=== Provided data ===
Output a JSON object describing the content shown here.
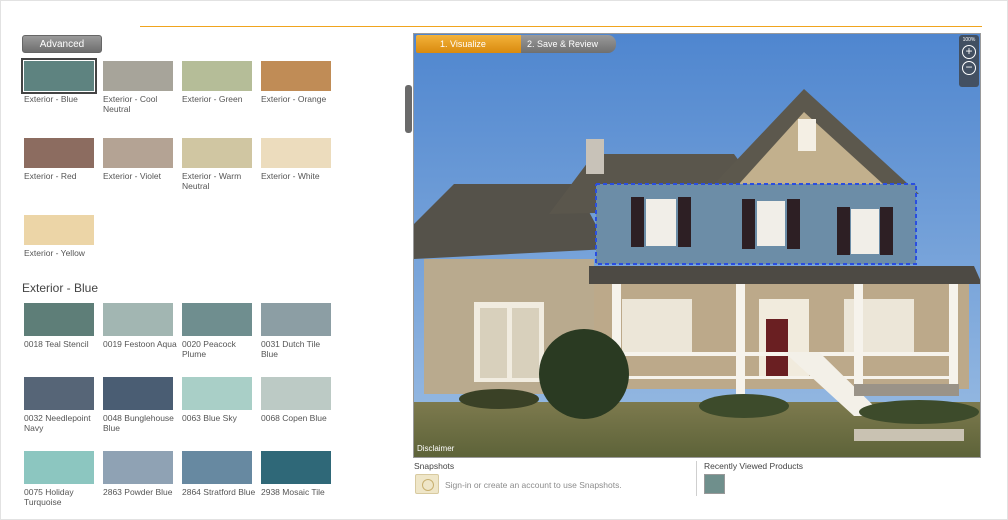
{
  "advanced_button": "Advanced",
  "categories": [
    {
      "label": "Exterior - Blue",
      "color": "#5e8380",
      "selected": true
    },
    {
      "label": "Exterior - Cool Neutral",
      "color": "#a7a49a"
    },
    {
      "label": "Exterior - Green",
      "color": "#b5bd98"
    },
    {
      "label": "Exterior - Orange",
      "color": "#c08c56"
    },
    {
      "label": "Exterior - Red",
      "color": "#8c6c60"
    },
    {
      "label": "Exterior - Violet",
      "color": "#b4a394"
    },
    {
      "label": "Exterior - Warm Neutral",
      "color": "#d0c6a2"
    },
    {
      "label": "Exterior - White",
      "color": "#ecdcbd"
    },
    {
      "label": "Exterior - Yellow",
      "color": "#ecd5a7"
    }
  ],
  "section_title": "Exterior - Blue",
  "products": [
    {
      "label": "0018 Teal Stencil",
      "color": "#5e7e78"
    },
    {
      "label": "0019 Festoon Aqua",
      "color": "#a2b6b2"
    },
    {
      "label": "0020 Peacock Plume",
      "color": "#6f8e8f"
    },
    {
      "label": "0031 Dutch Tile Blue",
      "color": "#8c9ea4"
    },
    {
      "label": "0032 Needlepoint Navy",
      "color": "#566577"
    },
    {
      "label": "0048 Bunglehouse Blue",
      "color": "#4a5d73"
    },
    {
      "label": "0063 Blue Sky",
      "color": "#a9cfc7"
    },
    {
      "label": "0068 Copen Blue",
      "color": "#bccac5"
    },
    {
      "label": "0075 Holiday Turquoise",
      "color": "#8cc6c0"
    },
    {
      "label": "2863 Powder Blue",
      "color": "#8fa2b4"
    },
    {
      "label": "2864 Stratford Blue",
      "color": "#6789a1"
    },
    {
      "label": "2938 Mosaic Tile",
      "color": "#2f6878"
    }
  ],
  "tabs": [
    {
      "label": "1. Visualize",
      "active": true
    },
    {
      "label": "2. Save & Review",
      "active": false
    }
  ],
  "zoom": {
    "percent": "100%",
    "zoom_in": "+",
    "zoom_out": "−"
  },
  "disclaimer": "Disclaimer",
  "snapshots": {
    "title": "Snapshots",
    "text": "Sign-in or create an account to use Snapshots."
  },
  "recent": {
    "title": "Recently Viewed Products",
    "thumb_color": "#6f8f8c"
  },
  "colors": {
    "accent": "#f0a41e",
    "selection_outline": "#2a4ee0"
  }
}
===
=== Provided data ===
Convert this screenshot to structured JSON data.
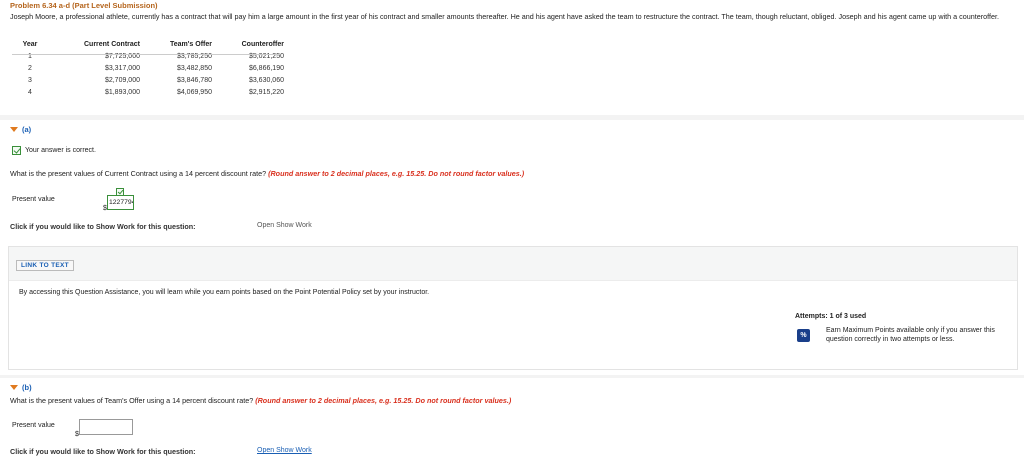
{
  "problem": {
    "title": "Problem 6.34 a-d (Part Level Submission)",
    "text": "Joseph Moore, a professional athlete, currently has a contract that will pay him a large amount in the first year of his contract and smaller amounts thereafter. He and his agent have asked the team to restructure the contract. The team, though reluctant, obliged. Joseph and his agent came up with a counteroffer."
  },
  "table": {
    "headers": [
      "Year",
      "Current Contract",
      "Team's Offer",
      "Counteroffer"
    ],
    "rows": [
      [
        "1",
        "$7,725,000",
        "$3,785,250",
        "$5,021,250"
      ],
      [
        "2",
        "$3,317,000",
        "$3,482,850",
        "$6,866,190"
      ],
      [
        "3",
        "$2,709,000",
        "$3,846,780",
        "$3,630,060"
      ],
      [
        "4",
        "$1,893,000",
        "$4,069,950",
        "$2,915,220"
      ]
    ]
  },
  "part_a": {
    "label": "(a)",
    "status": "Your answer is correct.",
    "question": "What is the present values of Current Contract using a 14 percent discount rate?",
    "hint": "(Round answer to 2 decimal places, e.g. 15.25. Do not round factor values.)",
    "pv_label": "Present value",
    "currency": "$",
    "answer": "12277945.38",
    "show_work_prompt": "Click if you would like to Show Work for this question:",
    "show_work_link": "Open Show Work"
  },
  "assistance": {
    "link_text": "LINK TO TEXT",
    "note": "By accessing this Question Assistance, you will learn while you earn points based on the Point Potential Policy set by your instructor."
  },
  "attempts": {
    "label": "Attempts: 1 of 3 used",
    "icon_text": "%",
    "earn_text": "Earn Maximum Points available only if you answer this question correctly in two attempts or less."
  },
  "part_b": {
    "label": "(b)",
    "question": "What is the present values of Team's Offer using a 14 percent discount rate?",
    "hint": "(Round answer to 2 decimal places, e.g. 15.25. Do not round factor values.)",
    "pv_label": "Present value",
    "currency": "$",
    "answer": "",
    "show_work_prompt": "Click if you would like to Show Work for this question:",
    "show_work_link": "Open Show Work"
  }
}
===
=== Provided data ===
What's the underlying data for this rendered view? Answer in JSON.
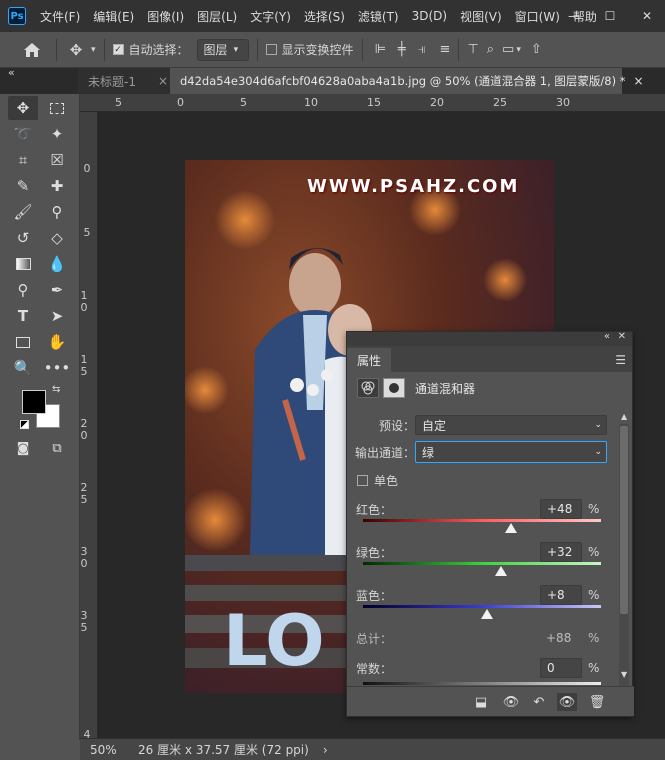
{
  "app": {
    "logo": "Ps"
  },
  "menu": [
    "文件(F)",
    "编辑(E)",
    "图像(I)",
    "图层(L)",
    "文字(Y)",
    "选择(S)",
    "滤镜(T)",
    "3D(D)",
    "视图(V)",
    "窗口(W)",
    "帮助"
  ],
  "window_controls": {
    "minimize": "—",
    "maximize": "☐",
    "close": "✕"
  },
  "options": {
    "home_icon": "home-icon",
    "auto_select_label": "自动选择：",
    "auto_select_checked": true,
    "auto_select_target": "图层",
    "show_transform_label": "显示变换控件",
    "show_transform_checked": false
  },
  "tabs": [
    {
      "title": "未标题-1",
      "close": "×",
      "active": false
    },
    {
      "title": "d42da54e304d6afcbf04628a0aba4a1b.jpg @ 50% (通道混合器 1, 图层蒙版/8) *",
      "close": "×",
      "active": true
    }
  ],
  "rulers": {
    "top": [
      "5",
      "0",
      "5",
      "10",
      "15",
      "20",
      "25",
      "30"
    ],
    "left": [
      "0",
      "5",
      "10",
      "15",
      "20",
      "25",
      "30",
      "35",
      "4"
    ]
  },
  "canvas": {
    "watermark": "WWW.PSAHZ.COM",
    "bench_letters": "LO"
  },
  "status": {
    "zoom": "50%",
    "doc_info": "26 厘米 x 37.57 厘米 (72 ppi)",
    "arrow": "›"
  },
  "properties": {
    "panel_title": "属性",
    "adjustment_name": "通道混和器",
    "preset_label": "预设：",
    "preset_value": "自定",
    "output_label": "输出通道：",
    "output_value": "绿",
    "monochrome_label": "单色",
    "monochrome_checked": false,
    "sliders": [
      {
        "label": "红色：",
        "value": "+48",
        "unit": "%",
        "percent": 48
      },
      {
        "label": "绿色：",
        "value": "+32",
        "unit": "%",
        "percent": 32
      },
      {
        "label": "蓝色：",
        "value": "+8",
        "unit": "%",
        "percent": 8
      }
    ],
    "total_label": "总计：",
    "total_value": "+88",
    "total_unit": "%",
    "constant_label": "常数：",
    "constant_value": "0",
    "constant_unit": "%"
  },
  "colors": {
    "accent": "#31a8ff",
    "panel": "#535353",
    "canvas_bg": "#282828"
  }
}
===
[What to work on]: Find the lines above holding the word "will" and show them.

[Task answer]:
    "text": "Joseph Moore, a professional athlete, currently has a contract that will pay him a large amount in the first year of his contract and smaller amounts thereafter. He and his agent have asked the team to restructure the contract. The team, though reluctant, obliged. Joseph and his agent came up with a counteroffer."
    "note": "By accessing this Question Assistance, you will learn while you earn points based on the Point Potential Policy set by your instructor."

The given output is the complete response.